- Problem description
Your job is to retype all of the data word for word, leaving every image out.

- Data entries

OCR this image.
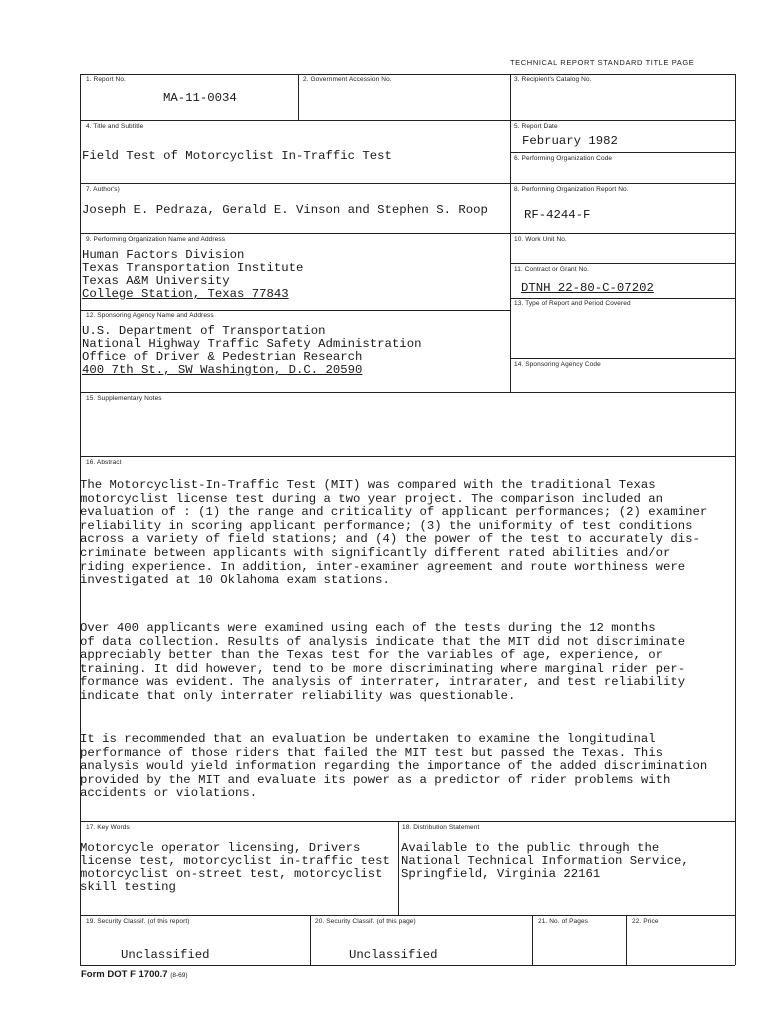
TECHNICAL REPORT STANDARD TITLE PAGE
1. Report No.
MA-11-0034
2. Government Accession No.	3. Recipient's Catalog No.
4. Title and Subtitle
Field Test of Motorcyclist In-Traffic Test
5. Report Date
February 1982
6. Performing Organization Code
7. Author's)
Joseph E. Pedraza, Gerald E. Vinson and Stephen S. Roop
8. Performing Organization Report No.
RF-4244-F
9. Performing Organization Name and Address
Human Factors Division
Texas Transportation Institute
Texas A&M University
College Station, Texas 77843
10. Work Unit No.
11. Contract or Grant No.
DTNH 22-80-C-07202
13. Type of Report and Period Covered
12. Sponsoring Agency Name and Address
U.S. Department of Transportation
National Highway Traffic Safety Administration
Office of Driver & Pedestrian Research
400 7th St., SW Washington, D.C. 20590	14. Sponsoring Agency Code
15. Supplementary Notes
16. Abstract
The Motorcyclist-In-Traffic Test (MIT) was compared with the traditional Texas
motorcyclist license test during a two year project. The comparison included an
evaluation of : (1) the range and criticality of applicant performances; (2) examiner
reliability in scoring applicant performance; (3) the uniformity of test conditions
across a variety of field stations; and (4) the power of the test to accurately dis-
criminate between applicants with significantly different rated abilities and/or
riding experience. In addition, inter-examiner agreement and route worthiness were
investigated at 10 Oklahoma exam stations.
Over 400 applicants were examined using each of the tests during the 12 months
of data collection. Results of analysis indicate that the MIT did not discriminate
appreciably better than the Texas test for the variables of age, experience, or
training. It did however, tend to be more discriminating where marginal rider per-
formance was evident. The analysis of interrater, intrarater, and test reliability
indicate that only interrater reliability was questionable.
It is recommended that an evaluation be undertaken to examine the longitudinal
performance of those riders that failed the MIT test but passed the Texas. This
analysis would yield information regarding the importance of the added discrimination
provided by the MIT and evaluate its power as a predictor of rider problems with
accidents or violations.
17. Key Words
Motorcycle operator licensing, Drivers
license test, motorcyclist in-traffic test
motorcyclist on-street test, motorcyclist
skill testing
18. Distribution Statement
Available to the public through the
National Technical Information Service,
Springfield, Virginia 22161
19. Security Classif. (of this report)
Unclassified
20. Security Classif. (of this page)
Unclassified
21. No. of Pages	22. Price
Form DOT F 1700.7 (8-69)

- Problem solution
OCR this image.
TECHNICAL REPORT STANDARD TITLE PAGE
1. Report No.
MA-11-0034
2. Government Accession No.	3. Recipient's Catalog No.
4. Title and Subtitle
Field Test of Motorcyclist In-Traffic Test
5. Report Date
February 1982
6. Performing Organization Code
7. Author's)
Joseph E. Pedraza, Gerald E. Vinson and Stephen S. Roop
8. Performing Organization Report No.
RF-4244-F
9. Performing Organization Name and Address
Human Factors Division
Texas Transportation Institute
Texas A&M University
College Station, Texas 77843
10. Work Unit No.
11. Contract or Grant No.
DTNH 22-80-C-07202
13. Type of Report and Period Covered
12. Sponsoring Agency Name and Address
U.S. Department of Transportation
National Highway Traffic Safety Administration
Office of Driver & Pedestrian Research
400 7th St., SW Washington, D.C. 20590	14. Sponsoring Agency Code
15. Supplementary Notes
16. Abstract
The Motorcyclist-In-Traffic Test (MIT) was compared with the traditional Texas
motorcyclist license test during a two year project. The comparison included an
evaluation of : (1) the range and criticality of applicant performances; (2) examiner
reliability in scoring applicant performance; (3) the uniformity of test conditions
across a variety of field stations; and (4) the power of the test to accurately dis-
criminate between applicants with significantly different rated abilities and/or
riding experience. In addition, inter-examiner agreement and route worthiness were
investigated at 10 Oklahoma exam stations.
Over 400 applicants were examined using each of the tests during the 12 months
of data collection. Results of analysis indicate that the MIT did not discriminate
appreciably better than the Texas test for the variables of age, experience, or
training. It did however, tend to be more discriminating where marginal rider per-
formance was evident. The analysis of interrater, intrarater, and test reliability
indicate that only interrater reliability was questionable.
It is recommended that an evaluation be undertaken to examine the longitudinal
performance of those riders that failed the MIT test but passed the Texas. This
analysis would yield information regarding the importance of the added discrimination
provided by the MIT and evaluate its power as a predictor of rider problems with
accidents or violations.
17. Key Words
Motorcycle operator licensing, Drivers
license test, motorcyclist in-traffic test
motorcyclist on-street test, motorcyclist
skill testing
18. Distribution Statement
Available to the public through the
National Technical Information Service,
Springfield, Virginia 22161
19. Security Classif. (of this report)
Unclassified
20. Security Classif. (of this page)
Unclassified
21. No. of Pages	22. Price
Form DOT F 1700.7 (8-69)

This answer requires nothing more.